**Provided records**

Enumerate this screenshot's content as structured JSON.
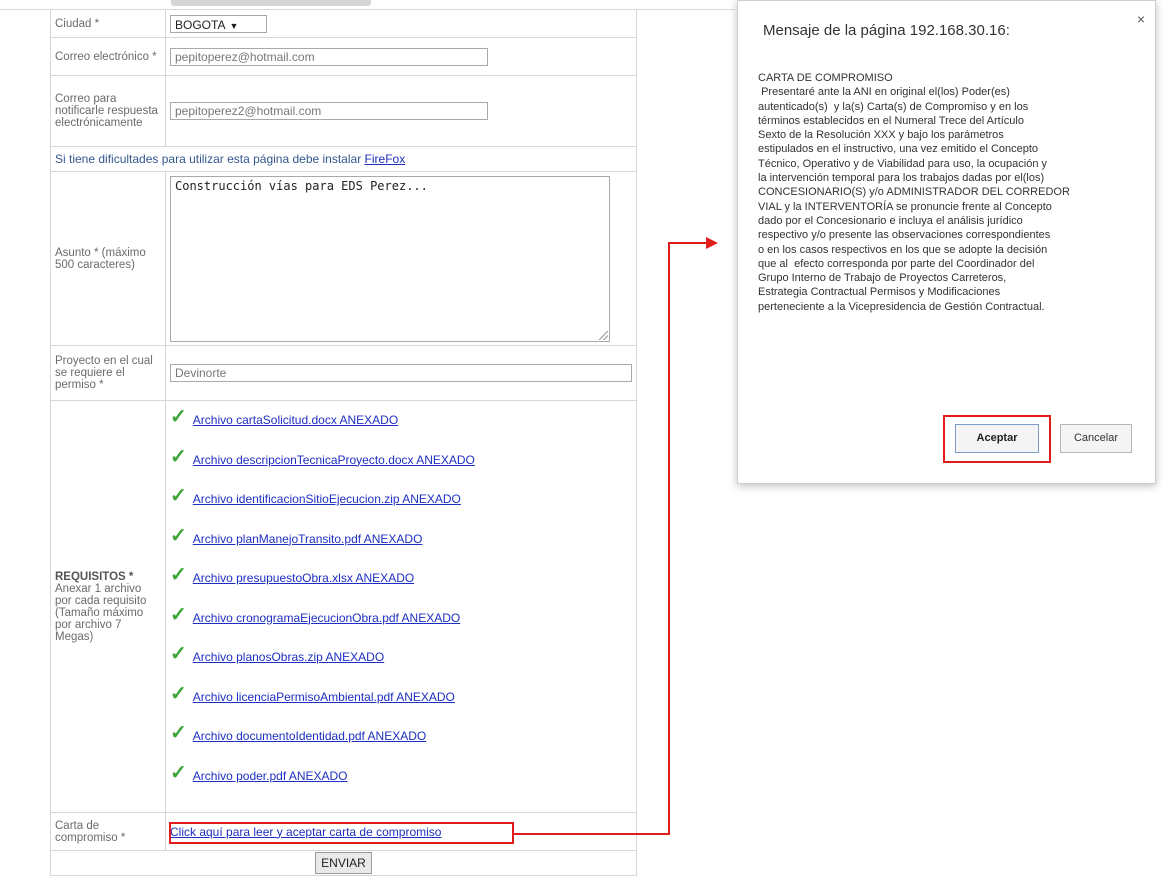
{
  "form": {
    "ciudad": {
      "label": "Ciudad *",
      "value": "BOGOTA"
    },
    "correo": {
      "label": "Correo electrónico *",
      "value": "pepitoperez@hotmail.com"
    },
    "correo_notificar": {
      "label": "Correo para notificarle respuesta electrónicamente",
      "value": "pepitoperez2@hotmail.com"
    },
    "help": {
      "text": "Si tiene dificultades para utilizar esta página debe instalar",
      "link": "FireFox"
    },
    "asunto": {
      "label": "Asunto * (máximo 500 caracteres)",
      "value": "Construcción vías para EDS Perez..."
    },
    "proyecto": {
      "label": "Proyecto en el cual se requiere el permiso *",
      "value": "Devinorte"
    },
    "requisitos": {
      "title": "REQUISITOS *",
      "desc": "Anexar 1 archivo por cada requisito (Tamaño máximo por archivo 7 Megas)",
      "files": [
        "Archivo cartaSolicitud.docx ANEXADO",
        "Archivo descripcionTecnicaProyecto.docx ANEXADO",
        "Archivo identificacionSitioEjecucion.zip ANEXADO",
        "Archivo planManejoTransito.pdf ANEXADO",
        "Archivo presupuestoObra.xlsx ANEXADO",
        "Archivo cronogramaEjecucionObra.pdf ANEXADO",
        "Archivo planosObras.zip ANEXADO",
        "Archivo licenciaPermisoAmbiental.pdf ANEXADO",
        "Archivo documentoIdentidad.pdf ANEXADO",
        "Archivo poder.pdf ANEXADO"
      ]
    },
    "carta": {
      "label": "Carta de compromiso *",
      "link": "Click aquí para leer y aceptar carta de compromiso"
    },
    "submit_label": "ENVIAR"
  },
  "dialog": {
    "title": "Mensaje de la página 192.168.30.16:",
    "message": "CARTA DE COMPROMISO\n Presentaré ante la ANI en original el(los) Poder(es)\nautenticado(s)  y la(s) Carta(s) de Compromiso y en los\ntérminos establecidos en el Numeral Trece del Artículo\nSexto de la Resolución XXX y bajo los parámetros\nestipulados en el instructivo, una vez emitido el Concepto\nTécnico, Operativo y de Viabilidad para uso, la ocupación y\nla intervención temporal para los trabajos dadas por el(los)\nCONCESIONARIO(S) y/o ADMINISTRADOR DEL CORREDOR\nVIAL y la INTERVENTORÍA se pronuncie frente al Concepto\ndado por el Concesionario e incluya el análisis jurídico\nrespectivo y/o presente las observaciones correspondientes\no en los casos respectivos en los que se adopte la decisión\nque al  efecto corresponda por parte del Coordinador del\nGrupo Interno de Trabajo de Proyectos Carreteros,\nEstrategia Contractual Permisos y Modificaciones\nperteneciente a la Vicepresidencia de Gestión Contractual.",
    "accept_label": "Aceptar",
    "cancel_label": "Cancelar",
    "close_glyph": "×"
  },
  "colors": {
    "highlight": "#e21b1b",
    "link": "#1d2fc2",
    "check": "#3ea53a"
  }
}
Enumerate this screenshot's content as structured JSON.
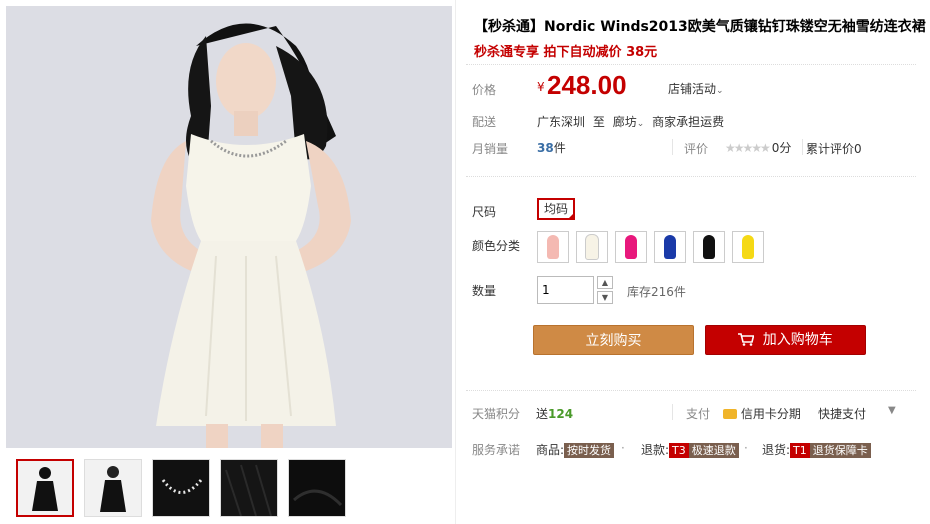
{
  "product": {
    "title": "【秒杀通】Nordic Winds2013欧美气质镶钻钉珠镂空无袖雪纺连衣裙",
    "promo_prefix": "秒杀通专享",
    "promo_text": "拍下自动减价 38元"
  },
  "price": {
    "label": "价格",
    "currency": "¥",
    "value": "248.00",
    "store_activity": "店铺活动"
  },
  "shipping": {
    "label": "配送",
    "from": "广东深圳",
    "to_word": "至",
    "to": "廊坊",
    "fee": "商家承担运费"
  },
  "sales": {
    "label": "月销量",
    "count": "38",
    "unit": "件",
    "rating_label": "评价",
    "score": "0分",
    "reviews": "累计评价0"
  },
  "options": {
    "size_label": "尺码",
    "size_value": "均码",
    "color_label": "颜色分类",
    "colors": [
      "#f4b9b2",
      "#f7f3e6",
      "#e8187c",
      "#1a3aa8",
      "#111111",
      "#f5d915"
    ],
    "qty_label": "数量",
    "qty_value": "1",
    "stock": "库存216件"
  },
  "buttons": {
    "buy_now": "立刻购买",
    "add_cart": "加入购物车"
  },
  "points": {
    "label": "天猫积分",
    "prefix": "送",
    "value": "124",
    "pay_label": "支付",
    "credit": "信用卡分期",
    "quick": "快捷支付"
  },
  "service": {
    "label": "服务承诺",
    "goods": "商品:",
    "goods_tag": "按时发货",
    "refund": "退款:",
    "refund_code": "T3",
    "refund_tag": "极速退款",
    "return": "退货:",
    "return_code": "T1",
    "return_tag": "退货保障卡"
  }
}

**Aim of the task**
All the records above need to be given again word for word. Skip the pictures.

**Correct answer**
Enumerate this screenshot's content as structured JSON.
{
  "form": {
    "ciudad": {
      "label": "Ciudad *",
      "value": "BOGOTA"
    },
    "correo": {
      "label": "Correo electrónico *",
      "value": "pepitoperez@hotmail.com"
    },
    "correo_notificar": {
      "label": "Correo para notificarle respuesta electrónicamente",
      "value": "pepitoperez2@hotmail.com"
    },
    "help": {
      "text": "Si tiene dificultades para utilizar esta página debe instalar",
      "link": "FireFox"
    },
    "asunto": {
      "label": "Asunto * (máximo 500 caracteres)",
      "value": "Construcción vías para EDS Perez..."
    },
    "proyecto": {
      "label": "Proyecto en el cual se requiere el permiso *",
      "value": "Devinorte"
    },
    "requisitos": {
      "title": "REQUISITOS *",
      "desc": "Anexar 1 archivo por cada requisito (Tamaño máximo por archivo 7 Megas)",
      "files": [
        "Archivo cartaSolicitud.docx ANEXADO",
        "Archivo descripcionTecnicaProyecto.docx ANEXADO",
        "Archivo identificacionSitioEjecucion.zip ANEXADO",
        "Archivo planManejoTransito.pdf ANEXADO",
        "Archivo presupuestoObra.xlsx ANEXADO",
        "Archivo cronogramaEjecucionObra.pdf ANEXADO",
        "Archivo planosObras.zip ANEXADO",
        "Archivo licenciaPermisoAmbiental.pdf ANEXADO",
        "Archivo documentoIdentidad.pdf ANEXADO",
        "Archivo poder.pdf ANEXADO"
      ]
    },
    "carta": {
      "label": "Carta de compromiso *",
      "link": "Click aquí para leer y aceptar carta de compromiso"
    },
    "submit_label": "ENVIAR"
  },
  "dialog": {
    "title": "Mensaje de la página 192.168.30.16:",
    "message": "CARTA DE COMPROMISO\n Presentaré ante la ANI en original el(los) Poder(es)\nautenticado(s)  y la(s) Carta(s) de Compromiso y en los\ntérminos establecidos en el Numeral Trece del Artículo\nSexto de la Resolución XXX y bajo los parámetros\nestipulados en el instructivo, una vez emitido el Concepto\nTécnico, Operativo y de Viabilidad para uso, la ocupación y\nla intervención temporal para los trabajos dadas por el(los)\nCONCESIONARIO(S) y/o ADMINISTRADOR DEL CORREDOR\nVIAL y la INTERVENTORÍA se pronuncie frente al Concepto\ndado por el Concesionario e incluya el análisis jurídico\nrespectivo y/o presente las observaciones correspondientes\no en los casos respectivos en los que se adopte la decisión\nque al  efecto corresponda por parte del Coordinador del\nGrupo Interno de Trabajo de Proyectos Carreteros,\nEstrategia Contractual Permisos y Modificaciones\nperteneciente a la Vicepresidencia de Gestión Contractual.",
    "accept_label": "Aceptar",
    "cancel_label": "Cancelar",
    "close_glyph": "×"
  },
  "colors": {
    "highlight": "#e21b1b",
    "link": "#1d2fc2",
    "check": "#3ea53a"
  }
}
Enumerate this screenshot's content as structured JSON.
{
  "product": {
    "title": "【秒杀通】Nordic Winds2013欧美气质镶钻钉珠镂空无袖雪纺连衣裙",
    "promo_prefix": "秒杀通专享",
    "promo_text": "拍下自动减价 38元"
  },
  "price": {
    "label": "价格",
    "currency": "¥",
    "value": "248.00",
    "store_activity": "店铺活动"
  },
  "shipping": {
    "label": "配送",
    "from": "广东深圳",
    "to_word": "至",
    "to": "廊坊",
    "fee": "商家承担运费"
  },
  "sales": {
    "label": "月销量",
    "count": "38",
    "unit": "件",
    "rating_label": "评价",
    "score": "0分",
    "reviews": "累计评价0"
  },
  "options": {
    "size_label": "尺码",
    "size_value": "均码",
    "color_label": "颜色分类",
    "colors": [
      "#f4b9b2",
      "#f7f3e6",
      "#e8187c",
      "#1a3aa8",
      "#111111",
      "#f5d915"
    ],
    "qty_label": "数量",
    "qty_value": "1",
    "stock": "库存216件"
  },
  "buttons": {
    "buy_now": "立刻购买",
    "add_cart": "加入购物车"
  },
  "points": {
    "label": "天猫积分",
    "prefix": "送",
    "value": "124",
    "pay_label": "支付",
    "credit": "信用卡分期",
    "quick": "快捷支付"
  },
  "service": {
    "label": "服务承诺",
    "goods": "商品:",
    "goods_tag": "按时发货",
    "refund": "退款:",
    "refund_code": "T3",
    "refund_tag": "极速退款",
    "return": "退货:",
    "return_code": "T1",
    "return_tag": "退货保障卡"
  }
}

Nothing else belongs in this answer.